* _TEXTO DE LECTURA_
Durante una entrevista por FM Del Pueblo, Schreiber sostuvo que la caída del consumo no responde solamente a un cambio en la forma de comprar, sino a una reducción real en las cantidades que llevan las familias.
“Lo que sigue habiendo es una caída brutal del consumo en estos últimos dos años y medio, que además no cesa. Es una pendiente que sigue en caída”, planteó al analizar la situación que atraviesa el comercio.
Uno de los ejemplos más contundentes aparece en la venta de carne vacuna. Schreiber explicó que años atrás una carnicería de barrio podía trabajar normalmente con tres medias reses por semana, mientras que en períodos de mayor movimiento, como fechas especiales o semanas cercanas al cobro de salarios, la cantidad podía subir a cuatro o incluso cinco.
“Hoy estamos bajando una”, señaló, dejando en evidencia el fuerte retroceso de las ventas.
Según explicó, el consumidor no necesariamente dejó por completo de comprar carne, pero redujo considerablemente la cantidad y la frecuencia. Cortes que antes tenían salida habitual ahora permanecen mucho más tiempo sin venderse.
“Aquel que venía y decía ‘guardame el lomo, el fin de semana lo vengo a buscar’, hoy no aparece. Y si aparece, aparece cada 30 días”, ejemplificó.

* _EJERCICIOS_
1. Según la nota sobre la caída del consumo, ¿con cuántas medias reses por semana trabajaba normalmente una carnicería de barrio años atrás?
2. Copie de la nota sobre la caída del consumo el fragmento que empieza en "Uno de los ejemplos" y termina en "tiempo sin venderse.".

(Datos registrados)
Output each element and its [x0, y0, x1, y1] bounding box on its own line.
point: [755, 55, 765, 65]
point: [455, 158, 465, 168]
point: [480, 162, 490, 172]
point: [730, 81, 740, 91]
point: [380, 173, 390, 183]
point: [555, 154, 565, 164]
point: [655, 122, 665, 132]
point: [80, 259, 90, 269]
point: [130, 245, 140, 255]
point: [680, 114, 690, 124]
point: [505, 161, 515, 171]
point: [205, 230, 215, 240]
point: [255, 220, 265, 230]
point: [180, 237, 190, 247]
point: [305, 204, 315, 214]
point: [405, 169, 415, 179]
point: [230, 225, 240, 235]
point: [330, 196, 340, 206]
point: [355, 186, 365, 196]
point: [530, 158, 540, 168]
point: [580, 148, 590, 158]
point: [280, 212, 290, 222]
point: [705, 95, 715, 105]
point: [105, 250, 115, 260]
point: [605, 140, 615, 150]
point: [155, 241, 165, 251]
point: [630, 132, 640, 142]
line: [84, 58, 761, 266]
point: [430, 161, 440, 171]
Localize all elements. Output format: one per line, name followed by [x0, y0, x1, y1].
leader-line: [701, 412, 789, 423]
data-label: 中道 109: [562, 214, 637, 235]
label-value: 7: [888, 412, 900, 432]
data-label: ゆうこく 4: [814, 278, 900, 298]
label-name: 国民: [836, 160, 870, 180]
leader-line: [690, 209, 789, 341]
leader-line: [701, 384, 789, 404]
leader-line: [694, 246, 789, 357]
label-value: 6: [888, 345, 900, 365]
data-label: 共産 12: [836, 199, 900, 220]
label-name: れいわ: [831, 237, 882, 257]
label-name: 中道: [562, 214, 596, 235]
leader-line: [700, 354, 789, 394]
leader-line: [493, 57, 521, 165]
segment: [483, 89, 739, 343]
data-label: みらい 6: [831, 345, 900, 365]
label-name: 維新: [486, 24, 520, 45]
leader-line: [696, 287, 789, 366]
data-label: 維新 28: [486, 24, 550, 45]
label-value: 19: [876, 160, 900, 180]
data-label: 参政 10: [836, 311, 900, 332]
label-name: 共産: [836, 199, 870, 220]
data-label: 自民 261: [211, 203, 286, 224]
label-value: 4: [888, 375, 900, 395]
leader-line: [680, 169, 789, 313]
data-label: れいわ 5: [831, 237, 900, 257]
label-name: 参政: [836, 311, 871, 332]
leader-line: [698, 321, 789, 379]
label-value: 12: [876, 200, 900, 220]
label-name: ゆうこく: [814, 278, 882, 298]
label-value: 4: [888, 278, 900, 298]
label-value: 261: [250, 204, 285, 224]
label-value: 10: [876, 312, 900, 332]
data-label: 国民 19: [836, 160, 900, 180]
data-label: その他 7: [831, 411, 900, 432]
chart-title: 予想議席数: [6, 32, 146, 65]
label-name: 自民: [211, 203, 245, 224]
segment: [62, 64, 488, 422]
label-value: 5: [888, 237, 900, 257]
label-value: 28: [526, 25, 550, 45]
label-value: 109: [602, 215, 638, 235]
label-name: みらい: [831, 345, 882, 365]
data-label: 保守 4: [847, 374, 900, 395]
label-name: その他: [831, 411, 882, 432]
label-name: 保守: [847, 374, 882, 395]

* _SOLUCIONES_
1. Con tres medias reses por semana.

2.
Uno de los ejemplos más contundentes aparece en la venta de carne vacuna. Schreiber explicó que años atrás una carnicería de barrio podía trabajar normalmente con tres medias reses por semana, mientras que en períodos de mayor movimiento, como fechas especiales o semanas cercanas al cobro de salarios, la cantidad podía subir a cuatro o incluso cinco.
“Hoy estamos bajando una”, señaló, dejando en evidencia el fuerte retroceso de las ventas.
Según explicó, el consumidor no necesariamente dejó por completo de comprar carne, pero redujo considerablemente la cantidad y la frecuencia. Cortes que antes tenían salida habitual ahora permanecen mucho más tiempo sin venderse.